■ Excerpted records:
<<<<
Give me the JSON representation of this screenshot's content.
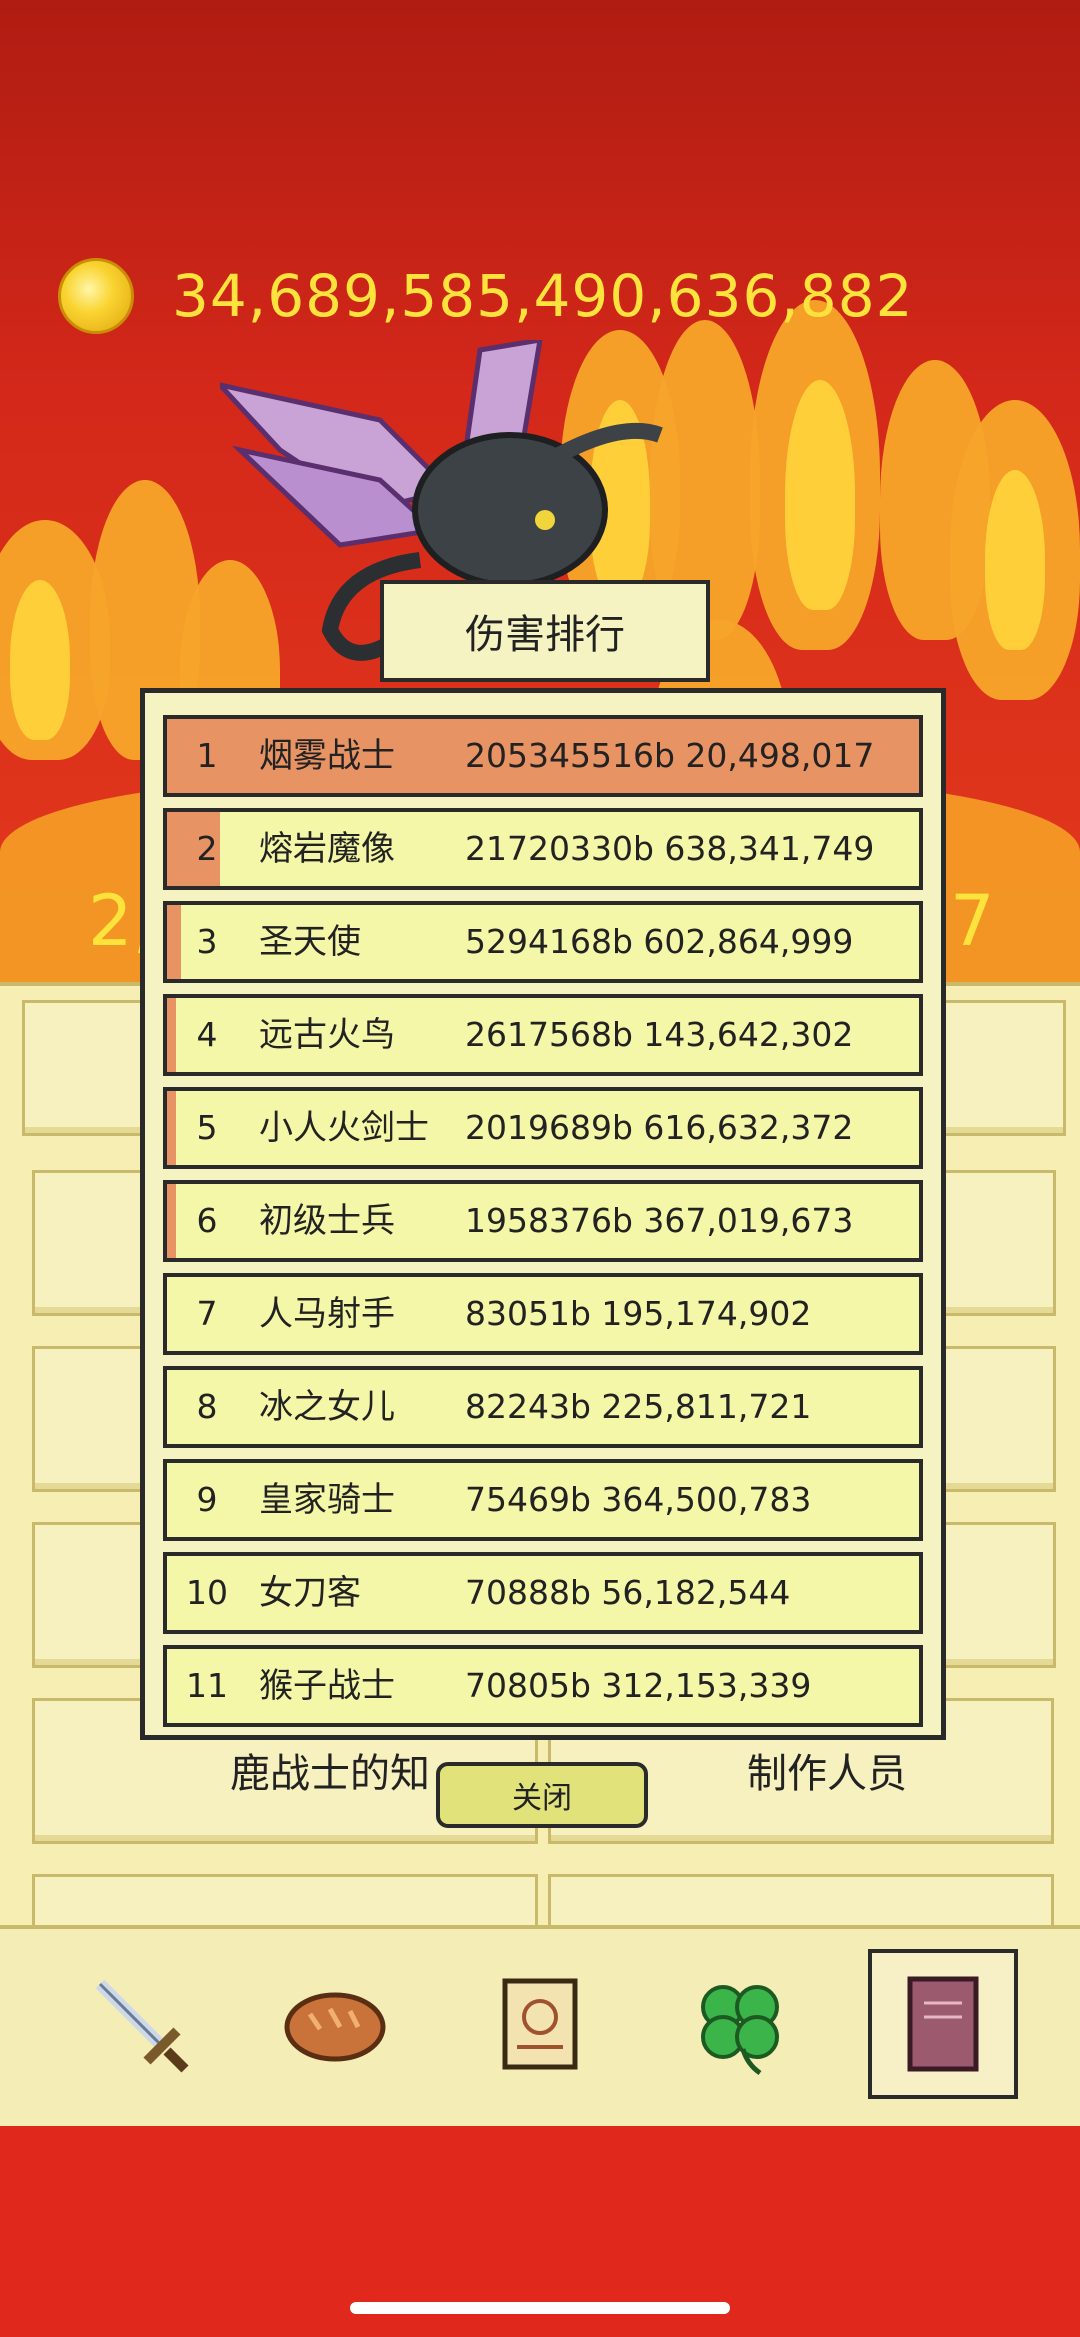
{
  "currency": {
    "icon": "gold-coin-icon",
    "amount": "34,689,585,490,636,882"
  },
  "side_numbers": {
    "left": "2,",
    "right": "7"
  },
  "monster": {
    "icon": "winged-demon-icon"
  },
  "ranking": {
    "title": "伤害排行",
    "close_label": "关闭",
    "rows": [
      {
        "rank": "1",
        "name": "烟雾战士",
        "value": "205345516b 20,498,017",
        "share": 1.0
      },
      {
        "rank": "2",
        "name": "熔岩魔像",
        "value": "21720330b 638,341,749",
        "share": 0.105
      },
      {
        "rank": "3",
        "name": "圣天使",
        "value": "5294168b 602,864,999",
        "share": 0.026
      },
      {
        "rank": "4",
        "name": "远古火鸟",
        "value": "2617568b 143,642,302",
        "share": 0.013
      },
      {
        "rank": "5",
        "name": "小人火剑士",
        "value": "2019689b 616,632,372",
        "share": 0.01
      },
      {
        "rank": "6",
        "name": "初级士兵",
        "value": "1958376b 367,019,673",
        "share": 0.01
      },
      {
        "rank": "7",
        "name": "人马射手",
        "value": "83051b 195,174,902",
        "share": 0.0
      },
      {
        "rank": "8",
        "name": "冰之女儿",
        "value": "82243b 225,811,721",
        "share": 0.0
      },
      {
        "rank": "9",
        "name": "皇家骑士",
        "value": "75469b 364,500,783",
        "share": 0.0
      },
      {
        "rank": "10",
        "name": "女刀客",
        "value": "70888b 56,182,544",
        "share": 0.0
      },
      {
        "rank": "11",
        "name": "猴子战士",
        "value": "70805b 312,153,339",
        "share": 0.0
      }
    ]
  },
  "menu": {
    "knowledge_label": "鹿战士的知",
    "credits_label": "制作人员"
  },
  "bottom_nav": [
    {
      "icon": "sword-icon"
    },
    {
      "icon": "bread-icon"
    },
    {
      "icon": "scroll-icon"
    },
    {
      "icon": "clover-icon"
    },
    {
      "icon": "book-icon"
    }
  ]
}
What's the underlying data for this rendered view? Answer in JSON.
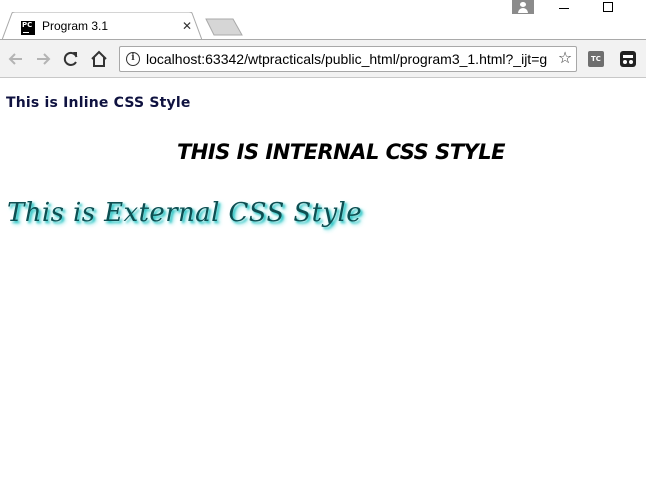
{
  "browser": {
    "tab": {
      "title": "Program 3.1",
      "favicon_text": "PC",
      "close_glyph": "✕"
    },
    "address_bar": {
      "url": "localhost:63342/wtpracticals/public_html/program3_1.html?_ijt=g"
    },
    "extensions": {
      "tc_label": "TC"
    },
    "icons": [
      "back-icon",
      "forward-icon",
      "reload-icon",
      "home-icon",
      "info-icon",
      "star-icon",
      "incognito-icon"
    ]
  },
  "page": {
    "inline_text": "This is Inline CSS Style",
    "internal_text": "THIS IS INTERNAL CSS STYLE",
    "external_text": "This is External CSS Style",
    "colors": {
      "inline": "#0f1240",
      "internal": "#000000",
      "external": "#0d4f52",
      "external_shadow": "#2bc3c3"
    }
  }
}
>>>>
The records above are to be restated exactly, without their pictures.

Give me the JSON representation of this screenshot's content.
{
  "currency": {
    "icon": "gold-coin-icon",
    "amount": "34,689,585,490,636,882"
  },
  "side_numbers": {
    "left": "2,",
    "right": "7"
  },
  "monster": {
    "icon": "winged-demon-icon"
  },
  "ranking": {
    "title": "伤害排行",
    "close_label": "关闭",
    "rows": [
      {
        "rank": "1",
        "name": "烟雾战士",
        "value": "205345516b 20,498,017",
        "share": 1.0
      },
      {
        "rank": "2",
        "name": "熔岩魔像",
        "value": "21720330b 638,341,749",
        "share": 0.105
      },
      {
        "rank": "3",
        "name": "圣天使",
        "value": "5294168b 602,864,999",
        "share": 0.026
      },
      {
        "rank": "4",
        "name": "远古火鸟",
        "value": "2617568b 143,642,302",
        "share": 0.013
      },
      {
        "rank": "5",
        "name": "小人火剑士",
        "value": "2019689b 616,632,372",
        "share": 0.01
      },
      {
        "rank": "6",
        "name": "初级士兵",
        "value": "1958376b 367,019,673",
        "share": 0.01
      },
      {
        "rank": "7",
        "name": "人马射手",
        "value": "83051b 195,174,902",
        "share": 0.0
      },
      {
        "rank": "8",
        "name": "冰之女儿",
        "value": "82243b 225,811,721",
        "share": 0.0
      },
      {
        "rank": "9",
        "name": "皇家骑士",
        "value": "75469b 364,500,783",
        "share": 0.0
      },
      {
        "rank": "10",
        "name": "女刀客",
        "value": "70888b 56,182,544",
        "share": 0.0
      },
      {
        "rank": "11",
        "name": "猴子战士",
        "value": "70805b 312,153,339",
        "share": 0.0
      }
    ]
  },
  "menu": {
    "knowledge_label": "鹿战士的知",
    "credits_label": "制作人员"
  },
  "bottom_nav": [
    {
      "icon": "sword-icon"
    },
    {
      "icon": "bread-icon"
    },
    {
      "icon": "scroll-icon"
    },
    {
      "icon": "clover-icon"
    },
    {
      "icon": "book-icon"
    }
  ]
}
What's the underlying data for this rendered view? Answer in JSON.
{
  "browser": {
    "tab": {
      "title": "Program 3.1",
      "favicon_text": "PC",
      "close_glyph": "✕"
    },
    "address_bar": {
      "url": "localhost:63342/wtpracticals/public_html/program3_1.html?_ijt=g"
    },
    "extensions": {
      "tc_label": "TC"
    },
    "icons": [
      "back-icon",
      "forward-icon",
      "reload-icon",
      "home-icon",
      "info-icon",
      "star-icon",
      "incognito-icon"
    ]
  },
  "page": {
    "inline_text": "This is Inline CSS Style",
    "internal_text": "THIS IS INTERNAL CSS STYLE",
    "external_text": "This is External CSS Style",
    "colors": {
      "inline": "#0f1240",
      "internal": "#000000",
      "external": "#0d4f52",
      "external_shadow": "#2bc3c3"
    }
  }
}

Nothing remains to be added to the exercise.